TASK MATERIAL:
__________

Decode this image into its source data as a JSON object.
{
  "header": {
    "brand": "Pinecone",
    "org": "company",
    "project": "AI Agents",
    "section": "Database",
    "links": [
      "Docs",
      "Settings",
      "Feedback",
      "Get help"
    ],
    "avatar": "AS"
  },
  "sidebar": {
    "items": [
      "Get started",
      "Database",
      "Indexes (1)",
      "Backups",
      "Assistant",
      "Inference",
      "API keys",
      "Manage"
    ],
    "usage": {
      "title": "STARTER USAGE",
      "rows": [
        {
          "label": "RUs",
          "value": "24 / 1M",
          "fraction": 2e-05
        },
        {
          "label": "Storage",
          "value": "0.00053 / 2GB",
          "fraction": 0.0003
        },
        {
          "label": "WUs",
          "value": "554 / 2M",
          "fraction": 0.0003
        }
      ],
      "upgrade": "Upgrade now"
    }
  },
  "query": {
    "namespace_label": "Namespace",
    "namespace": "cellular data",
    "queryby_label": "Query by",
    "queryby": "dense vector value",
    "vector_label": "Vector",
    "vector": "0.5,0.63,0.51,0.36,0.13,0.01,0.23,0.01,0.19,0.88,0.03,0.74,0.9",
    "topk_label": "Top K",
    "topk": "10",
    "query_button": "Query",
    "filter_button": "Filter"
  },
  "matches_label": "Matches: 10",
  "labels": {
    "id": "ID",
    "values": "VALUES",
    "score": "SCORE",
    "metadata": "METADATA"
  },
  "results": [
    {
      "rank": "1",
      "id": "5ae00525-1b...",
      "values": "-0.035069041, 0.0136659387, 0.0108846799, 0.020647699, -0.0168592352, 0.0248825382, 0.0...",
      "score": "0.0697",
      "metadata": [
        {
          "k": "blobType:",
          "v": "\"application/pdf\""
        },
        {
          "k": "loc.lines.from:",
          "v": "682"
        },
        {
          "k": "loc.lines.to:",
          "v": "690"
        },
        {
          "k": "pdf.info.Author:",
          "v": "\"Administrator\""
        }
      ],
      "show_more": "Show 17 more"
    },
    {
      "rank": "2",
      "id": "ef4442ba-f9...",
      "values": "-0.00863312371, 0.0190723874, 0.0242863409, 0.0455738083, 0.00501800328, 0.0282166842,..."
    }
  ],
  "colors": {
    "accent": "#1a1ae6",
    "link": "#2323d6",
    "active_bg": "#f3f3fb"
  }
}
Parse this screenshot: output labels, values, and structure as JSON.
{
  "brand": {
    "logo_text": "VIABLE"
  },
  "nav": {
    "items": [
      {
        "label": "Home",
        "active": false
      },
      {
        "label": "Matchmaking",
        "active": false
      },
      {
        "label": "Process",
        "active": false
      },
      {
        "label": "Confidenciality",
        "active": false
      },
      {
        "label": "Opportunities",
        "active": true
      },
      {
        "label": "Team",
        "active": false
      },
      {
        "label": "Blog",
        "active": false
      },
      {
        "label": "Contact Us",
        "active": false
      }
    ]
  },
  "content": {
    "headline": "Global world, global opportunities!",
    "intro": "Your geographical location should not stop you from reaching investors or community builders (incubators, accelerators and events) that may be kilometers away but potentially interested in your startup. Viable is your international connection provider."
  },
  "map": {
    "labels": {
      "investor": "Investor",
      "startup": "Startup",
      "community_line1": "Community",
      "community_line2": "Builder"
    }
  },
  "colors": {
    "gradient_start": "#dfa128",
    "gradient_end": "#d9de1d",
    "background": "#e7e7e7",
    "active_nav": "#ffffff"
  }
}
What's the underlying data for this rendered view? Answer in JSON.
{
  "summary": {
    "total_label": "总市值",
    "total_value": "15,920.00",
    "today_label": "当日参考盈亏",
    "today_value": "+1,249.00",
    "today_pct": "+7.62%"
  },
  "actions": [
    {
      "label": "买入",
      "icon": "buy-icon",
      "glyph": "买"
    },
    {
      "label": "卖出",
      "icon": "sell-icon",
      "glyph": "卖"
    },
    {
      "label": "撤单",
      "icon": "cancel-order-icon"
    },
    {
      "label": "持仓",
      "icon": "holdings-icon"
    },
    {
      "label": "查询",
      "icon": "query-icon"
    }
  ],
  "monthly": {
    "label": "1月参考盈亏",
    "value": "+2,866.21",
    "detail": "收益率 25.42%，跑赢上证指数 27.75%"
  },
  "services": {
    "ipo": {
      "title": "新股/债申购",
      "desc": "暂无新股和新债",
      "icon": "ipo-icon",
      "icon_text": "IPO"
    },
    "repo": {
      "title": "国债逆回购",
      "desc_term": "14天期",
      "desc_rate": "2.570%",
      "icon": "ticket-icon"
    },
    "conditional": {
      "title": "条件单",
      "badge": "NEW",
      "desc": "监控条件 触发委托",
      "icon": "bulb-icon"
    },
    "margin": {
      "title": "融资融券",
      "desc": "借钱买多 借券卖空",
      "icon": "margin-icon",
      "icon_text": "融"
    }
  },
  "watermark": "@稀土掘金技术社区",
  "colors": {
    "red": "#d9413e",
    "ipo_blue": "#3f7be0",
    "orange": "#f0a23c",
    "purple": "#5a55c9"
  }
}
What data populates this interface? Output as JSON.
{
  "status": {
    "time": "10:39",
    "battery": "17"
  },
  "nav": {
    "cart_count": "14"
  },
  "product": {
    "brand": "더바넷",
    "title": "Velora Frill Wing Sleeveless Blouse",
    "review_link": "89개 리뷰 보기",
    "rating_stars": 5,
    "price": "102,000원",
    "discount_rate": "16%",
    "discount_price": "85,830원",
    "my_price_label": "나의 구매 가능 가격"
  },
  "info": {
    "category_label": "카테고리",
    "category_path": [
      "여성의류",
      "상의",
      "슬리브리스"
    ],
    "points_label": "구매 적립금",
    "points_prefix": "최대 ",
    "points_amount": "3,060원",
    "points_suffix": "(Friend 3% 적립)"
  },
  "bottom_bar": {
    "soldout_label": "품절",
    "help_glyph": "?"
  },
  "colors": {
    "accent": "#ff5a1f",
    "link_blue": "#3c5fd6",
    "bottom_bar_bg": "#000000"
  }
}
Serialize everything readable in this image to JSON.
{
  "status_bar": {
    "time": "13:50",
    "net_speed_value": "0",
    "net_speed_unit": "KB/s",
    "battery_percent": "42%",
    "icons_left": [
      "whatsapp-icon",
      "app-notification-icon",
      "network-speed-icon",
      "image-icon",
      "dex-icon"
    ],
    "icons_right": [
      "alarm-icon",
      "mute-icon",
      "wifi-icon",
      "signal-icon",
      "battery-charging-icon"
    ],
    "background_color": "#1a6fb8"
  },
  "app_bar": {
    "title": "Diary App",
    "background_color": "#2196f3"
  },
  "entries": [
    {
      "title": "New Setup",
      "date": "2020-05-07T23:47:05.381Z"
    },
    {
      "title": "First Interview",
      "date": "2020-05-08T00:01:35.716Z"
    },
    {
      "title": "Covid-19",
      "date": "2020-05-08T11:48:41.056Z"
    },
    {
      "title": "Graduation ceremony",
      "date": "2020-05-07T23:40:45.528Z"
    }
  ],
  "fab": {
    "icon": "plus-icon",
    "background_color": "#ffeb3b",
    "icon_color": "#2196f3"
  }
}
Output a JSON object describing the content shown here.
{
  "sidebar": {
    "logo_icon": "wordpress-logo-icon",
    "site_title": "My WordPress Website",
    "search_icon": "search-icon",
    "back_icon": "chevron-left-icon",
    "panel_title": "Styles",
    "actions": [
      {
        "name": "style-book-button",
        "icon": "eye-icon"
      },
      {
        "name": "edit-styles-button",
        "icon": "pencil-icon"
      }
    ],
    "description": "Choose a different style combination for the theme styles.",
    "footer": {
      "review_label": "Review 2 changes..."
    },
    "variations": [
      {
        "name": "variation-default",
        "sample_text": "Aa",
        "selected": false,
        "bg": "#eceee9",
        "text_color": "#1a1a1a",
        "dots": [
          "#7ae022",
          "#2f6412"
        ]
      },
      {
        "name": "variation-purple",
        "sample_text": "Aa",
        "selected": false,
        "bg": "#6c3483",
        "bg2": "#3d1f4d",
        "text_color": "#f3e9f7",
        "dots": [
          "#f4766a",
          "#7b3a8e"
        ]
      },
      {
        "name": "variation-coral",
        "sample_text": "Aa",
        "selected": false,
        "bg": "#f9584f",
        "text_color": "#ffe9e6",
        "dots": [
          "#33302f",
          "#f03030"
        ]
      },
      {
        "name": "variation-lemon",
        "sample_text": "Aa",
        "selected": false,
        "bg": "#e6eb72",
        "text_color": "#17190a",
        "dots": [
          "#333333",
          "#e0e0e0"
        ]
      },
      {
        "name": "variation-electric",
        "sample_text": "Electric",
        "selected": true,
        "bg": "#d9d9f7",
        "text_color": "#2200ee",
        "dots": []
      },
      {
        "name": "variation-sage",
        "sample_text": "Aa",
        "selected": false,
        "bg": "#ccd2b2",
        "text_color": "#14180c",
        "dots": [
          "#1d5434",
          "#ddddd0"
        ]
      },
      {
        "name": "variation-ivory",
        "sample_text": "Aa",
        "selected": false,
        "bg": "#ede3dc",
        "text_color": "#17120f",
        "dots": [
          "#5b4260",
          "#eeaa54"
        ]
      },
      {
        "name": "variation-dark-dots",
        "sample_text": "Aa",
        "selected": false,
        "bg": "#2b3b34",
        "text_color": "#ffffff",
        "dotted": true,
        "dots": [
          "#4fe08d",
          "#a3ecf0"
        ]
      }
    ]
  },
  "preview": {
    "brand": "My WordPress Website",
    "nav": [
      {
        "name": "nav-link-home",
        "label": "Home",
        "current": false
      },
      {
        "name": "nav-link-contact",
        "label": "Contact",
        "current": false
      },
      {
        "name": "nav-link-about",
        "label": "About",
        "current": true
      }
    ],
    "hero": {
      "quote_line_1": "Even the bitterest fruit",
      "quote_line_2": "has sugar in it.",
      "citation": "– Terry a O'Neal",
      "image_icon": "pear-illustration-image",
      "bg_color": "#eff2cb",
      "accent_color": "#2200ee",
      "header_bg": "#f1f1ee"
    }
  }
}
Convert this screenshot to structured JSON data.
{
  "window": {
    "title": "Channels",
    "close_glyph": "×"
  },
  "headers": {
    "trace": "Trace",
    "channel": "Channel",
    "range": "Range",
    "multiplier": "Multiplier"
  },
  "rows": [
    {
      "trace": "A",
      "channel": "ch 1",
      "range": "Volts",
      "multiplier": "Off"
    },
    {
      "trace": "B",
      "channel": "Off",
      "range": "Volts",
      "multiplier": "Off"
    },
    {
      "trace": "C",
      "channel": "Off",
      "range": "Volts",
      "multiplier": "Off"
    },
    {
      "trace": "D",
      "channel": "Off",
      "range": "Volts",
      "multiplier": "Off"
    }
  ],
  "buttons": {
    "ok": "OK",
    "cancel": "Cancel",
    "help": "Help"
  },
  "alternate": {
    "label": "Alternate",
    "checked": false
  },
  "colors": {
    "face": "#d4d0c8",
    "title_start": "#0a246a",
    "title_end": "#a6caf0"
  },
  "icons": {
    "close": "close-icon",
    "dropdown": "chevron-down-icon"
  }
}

__________

WHAT IS BEING ASKED: Scan the entries above and work out how many lines include the word "object"; the reply is that number alone.

EXERCISE ANSWER: 2